**WRITTEN TASK**:
Find every line of the listing below where "mars" appears, and copy it.

**RECORDED INFORMATION**:
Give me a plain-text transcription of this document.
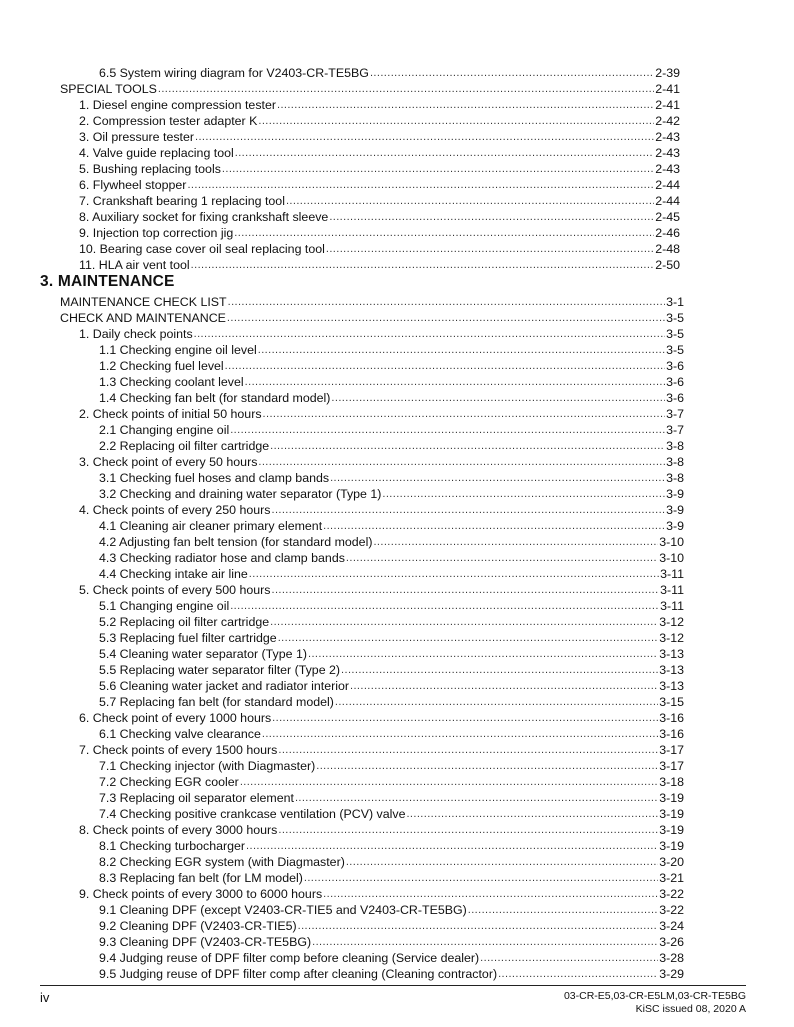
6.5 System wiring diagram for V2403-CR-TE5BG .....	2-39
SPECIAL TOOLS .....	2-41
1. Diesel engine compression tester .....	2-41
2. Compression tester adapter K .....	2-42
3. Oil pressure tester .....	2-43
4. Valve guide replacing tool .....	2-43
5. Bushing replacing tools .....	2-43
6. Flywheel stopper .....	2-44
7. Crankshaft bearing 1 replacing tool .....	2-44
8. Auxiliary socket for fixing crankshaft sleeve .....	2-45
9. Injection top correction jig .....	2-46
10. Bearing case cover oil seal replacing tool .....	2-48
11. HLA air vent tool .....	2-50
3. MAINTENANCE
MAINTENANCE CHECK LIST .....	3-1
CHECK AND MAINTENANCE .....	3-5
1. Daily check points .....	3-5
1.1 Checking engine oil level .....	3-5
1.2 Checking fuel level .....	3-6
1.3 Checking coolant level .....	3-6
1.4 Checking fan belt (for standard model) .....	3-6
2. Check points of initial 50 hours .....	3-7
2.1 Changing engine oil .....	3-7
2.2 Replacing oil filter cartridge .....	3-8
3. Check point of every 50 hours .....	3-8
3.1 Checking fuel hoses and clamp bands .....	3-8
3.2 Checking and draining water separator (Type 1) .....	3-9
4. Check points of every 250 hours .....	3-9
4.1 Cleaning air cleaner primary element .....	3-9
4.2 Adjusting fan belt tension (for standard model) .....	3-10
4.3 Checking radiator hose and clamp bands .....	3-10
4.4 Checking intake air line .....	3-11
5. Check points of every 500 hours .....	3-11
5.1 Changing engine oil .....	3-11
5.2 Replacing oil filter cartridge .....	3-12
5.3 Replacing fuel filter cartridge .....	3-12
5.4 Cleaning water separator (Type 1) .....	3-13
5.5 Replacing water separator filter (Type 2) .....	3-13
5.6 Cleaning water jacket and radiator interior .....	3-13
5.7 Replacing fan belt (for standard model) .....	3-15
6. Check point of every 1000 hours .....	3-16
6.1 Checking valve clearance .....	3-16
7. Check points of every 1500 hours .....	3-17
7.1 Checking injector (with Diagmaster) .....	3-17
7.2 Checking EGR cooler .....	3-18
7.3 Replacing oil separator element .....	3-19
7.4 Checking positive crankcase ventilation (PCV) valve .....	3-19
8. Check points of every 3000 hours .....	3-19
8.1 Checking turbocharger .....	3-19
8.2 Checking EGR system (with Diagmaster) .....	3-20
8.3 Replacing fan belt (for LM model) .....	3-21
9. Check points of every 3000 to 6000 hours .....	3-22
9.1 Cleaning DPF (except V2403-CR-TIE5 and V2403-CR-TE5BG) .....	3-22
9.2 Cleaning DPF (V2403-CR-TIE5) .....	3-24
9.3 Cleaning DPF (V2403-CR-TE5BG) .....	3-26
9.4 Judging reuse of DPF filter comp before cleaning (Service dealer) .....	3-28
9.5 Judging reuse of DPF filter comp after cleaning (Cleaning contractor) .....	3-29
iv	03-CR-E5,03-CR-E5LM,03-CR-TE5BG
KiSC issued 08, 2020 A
...
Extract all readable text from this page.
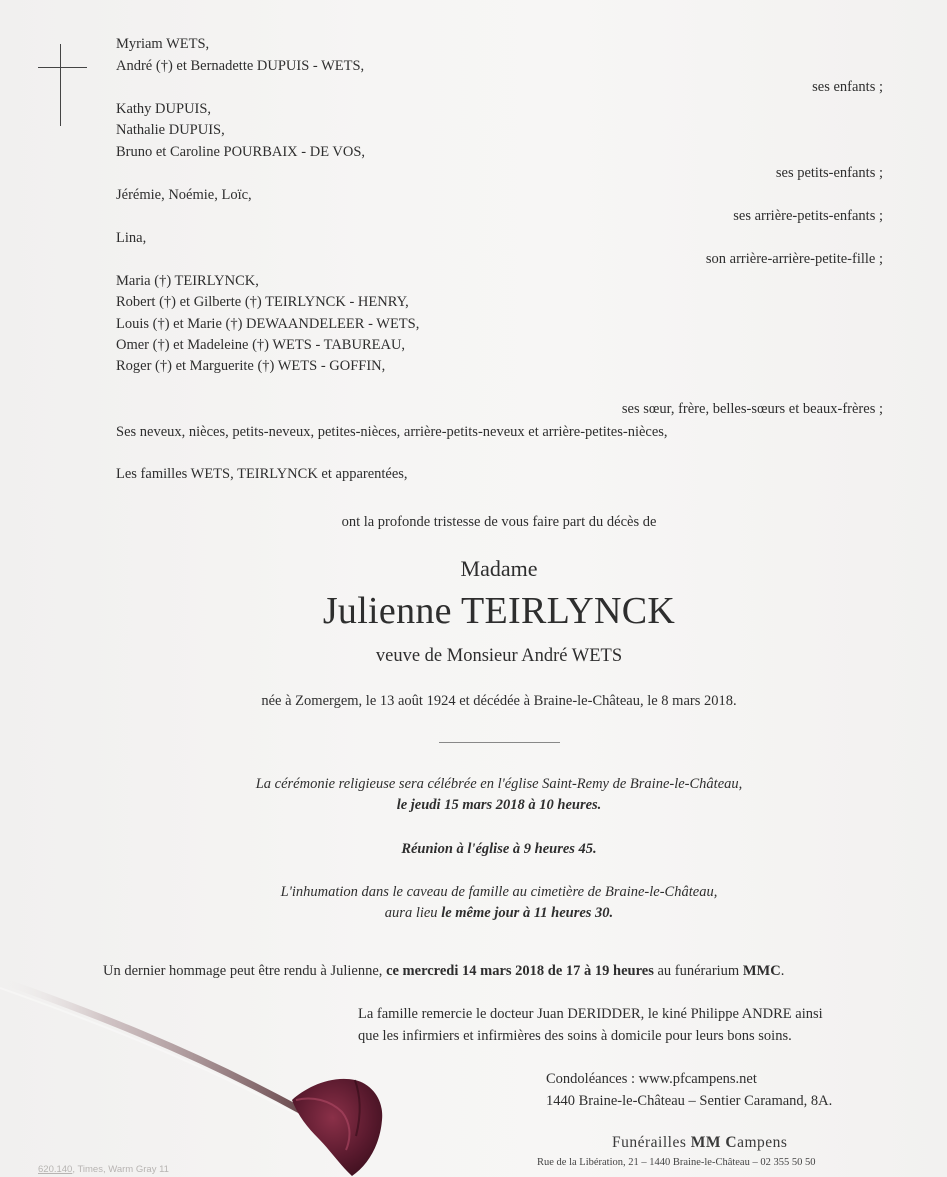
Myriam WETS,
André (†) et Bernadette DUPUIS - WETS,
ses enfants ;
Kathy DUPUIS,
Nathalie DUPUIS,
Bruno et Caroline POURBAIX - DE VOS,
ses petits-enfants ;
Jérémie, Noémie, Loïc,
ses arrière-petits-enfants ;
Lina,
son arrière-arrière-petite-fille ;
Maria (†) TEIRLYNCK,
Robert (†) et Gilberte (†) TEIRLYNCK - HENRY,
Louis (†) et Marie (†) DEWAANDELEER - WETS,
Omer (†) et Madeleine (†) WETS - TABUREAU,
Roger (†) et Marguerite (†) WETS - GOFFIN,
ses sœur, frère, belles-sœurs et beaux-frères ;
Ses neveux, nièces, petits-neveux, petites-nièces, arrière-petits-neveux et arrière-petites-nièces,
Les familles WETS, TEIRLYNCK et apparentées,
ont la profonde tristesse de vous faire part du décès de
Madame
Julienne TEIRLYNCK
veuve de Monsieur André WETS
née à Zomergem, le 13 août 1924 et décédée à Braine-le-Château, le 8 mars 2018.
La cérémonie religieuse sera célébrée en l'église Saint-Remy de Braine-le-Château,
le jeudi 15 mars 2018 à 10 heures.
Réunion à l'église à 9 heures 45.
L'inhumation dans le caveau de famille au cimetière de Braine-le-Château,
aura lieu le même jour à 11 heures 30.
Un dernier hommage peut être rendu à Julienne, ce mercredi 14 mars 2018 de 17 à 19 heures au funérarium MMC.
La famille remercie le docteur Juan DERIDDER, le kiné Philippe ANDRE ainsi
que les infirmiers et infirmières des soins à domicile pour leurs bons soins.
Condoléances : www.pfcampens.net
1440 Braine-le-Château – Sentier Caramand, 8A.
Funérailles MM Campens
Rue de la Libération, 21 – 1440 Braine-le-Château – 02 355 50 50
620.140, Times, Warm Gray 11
--
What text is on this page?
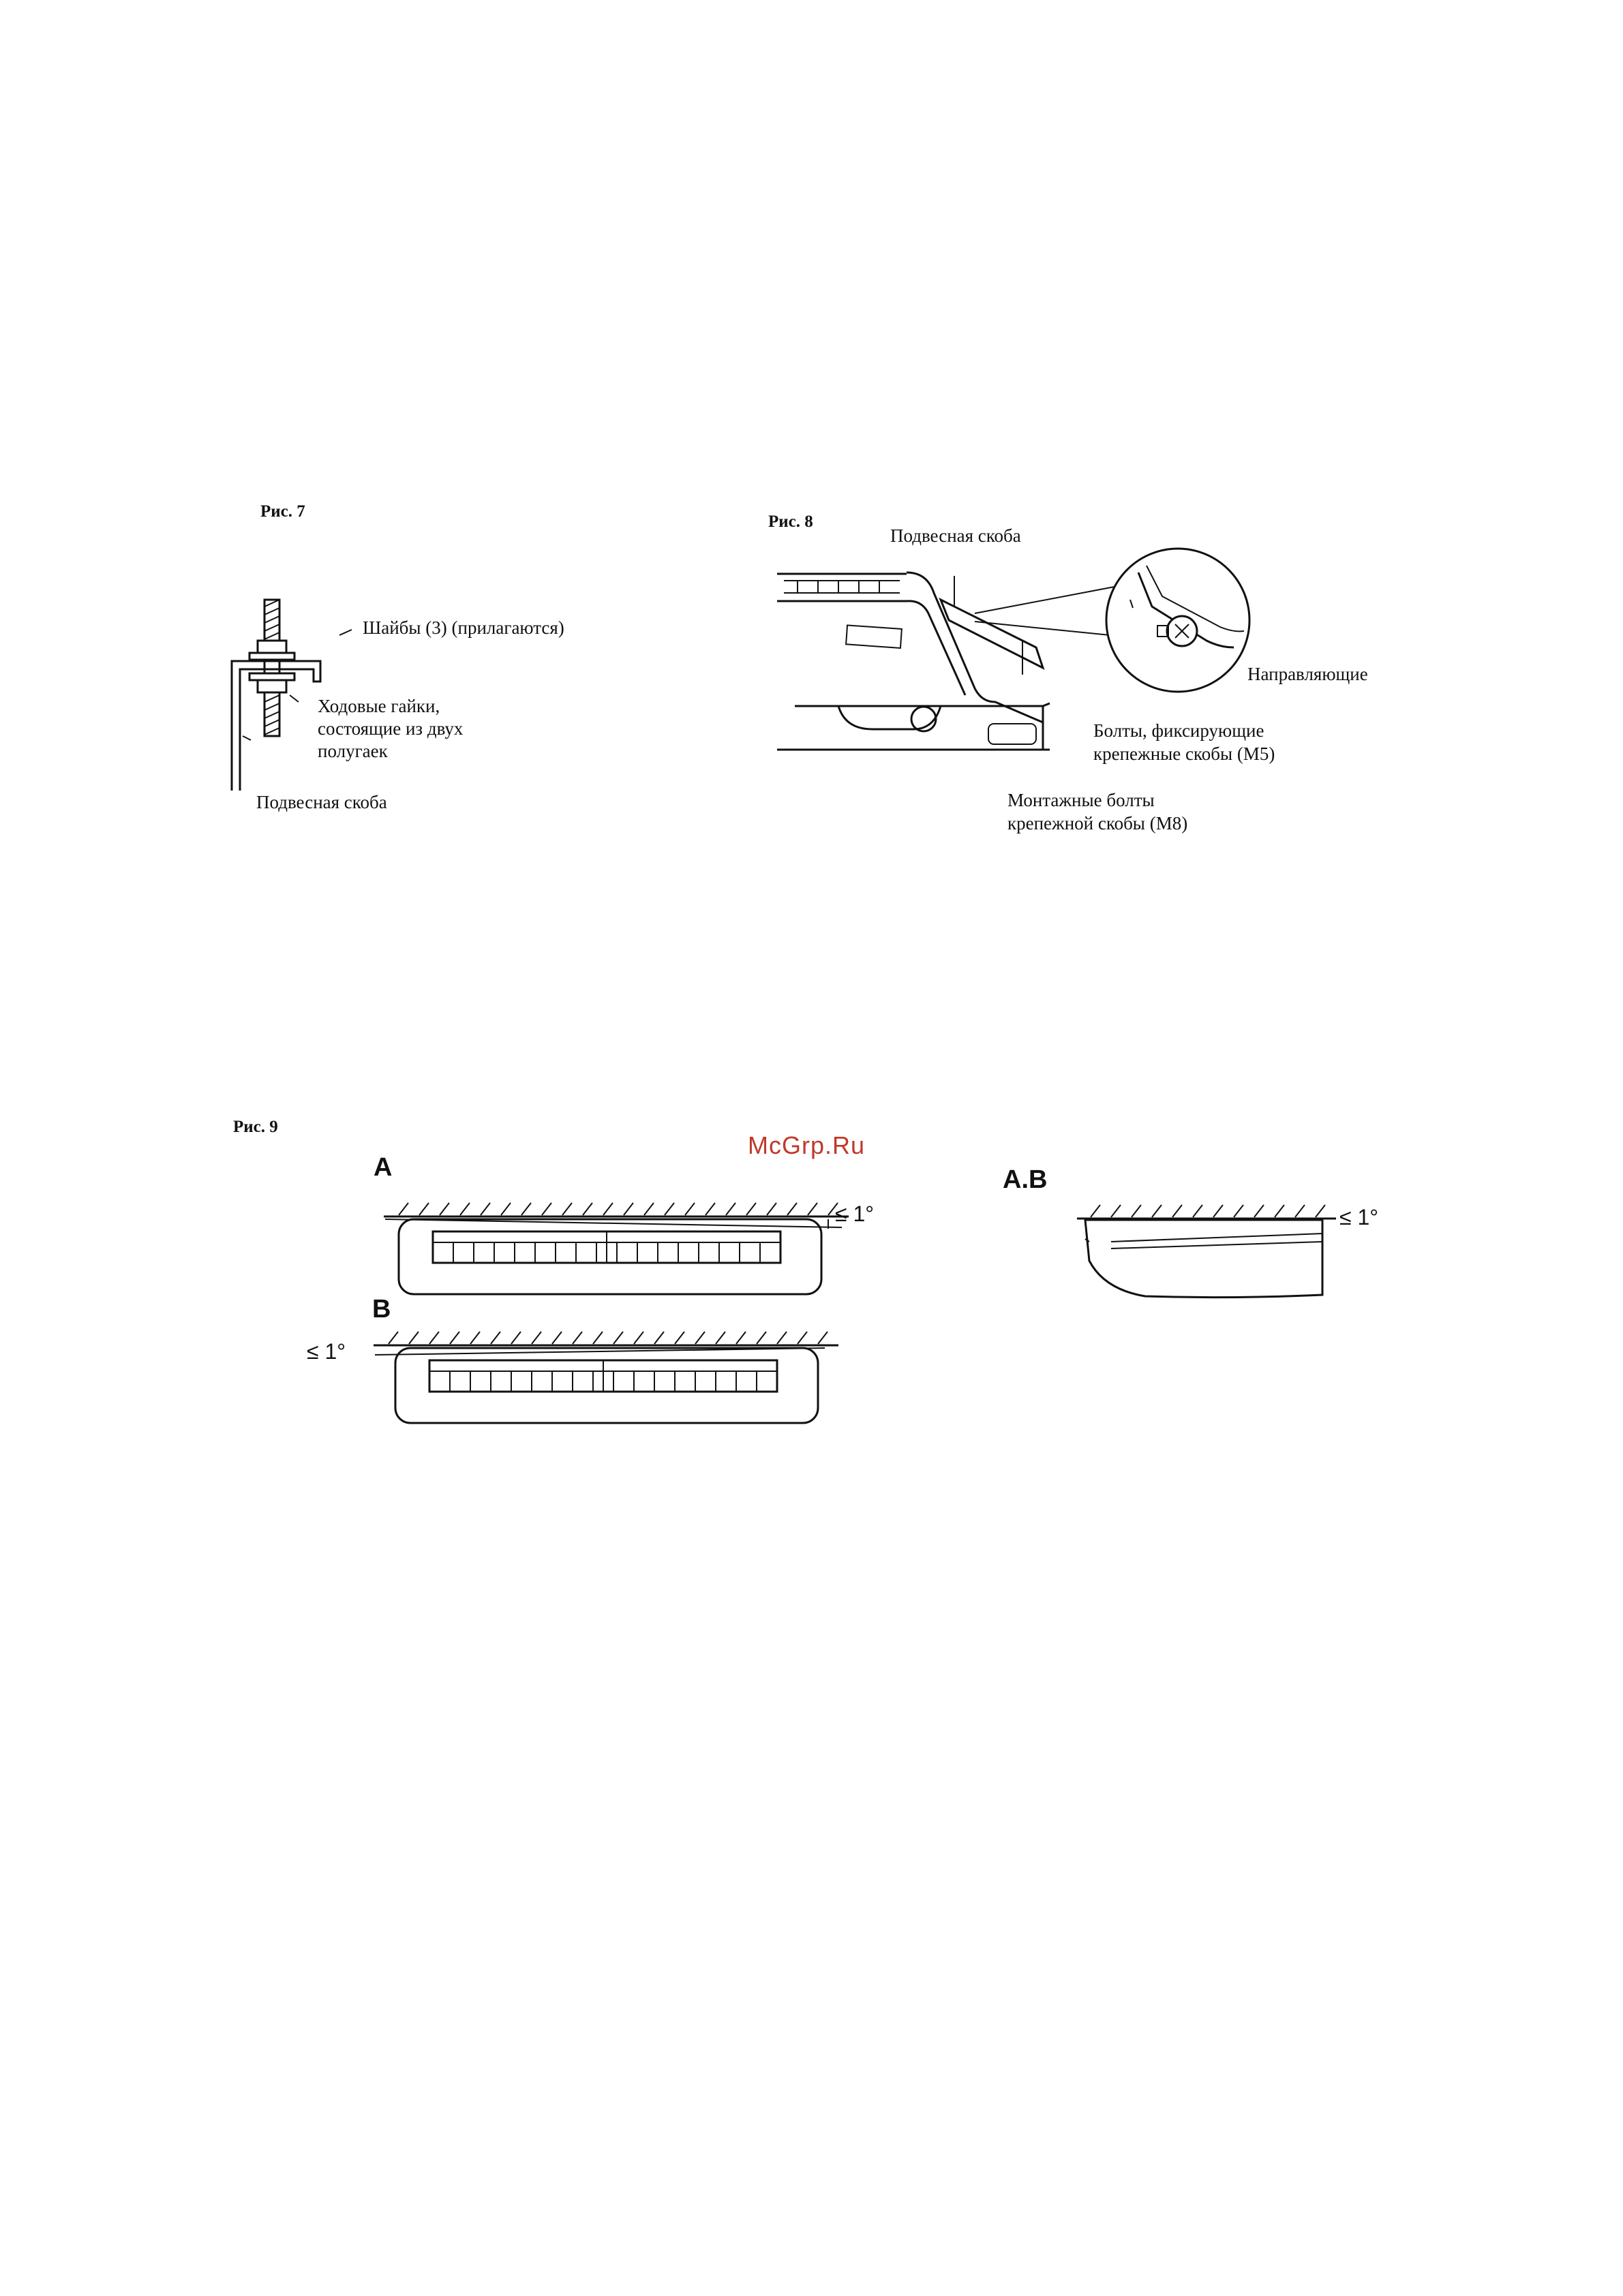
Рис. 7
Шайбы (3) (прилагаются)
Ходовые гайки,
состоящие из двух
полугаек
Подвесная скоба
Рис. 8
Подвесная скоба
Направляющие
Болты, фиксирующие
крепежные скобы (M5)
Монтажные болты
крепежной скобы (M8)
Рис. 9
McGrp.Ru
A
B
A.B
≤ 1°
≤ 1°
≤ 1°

**EXERCISE OUTPUT**:
née à Zomergem, le 13 août 1924 et décédée à Braine-le-Château, le 8 mars 2018.
le jeudi 15 mars 2018 à 10 heures.
Un dernier hommage peut être rendu à Julienne, ce mercredi 14 mars 2018 de 17 à 19 heures au funérarium MMC.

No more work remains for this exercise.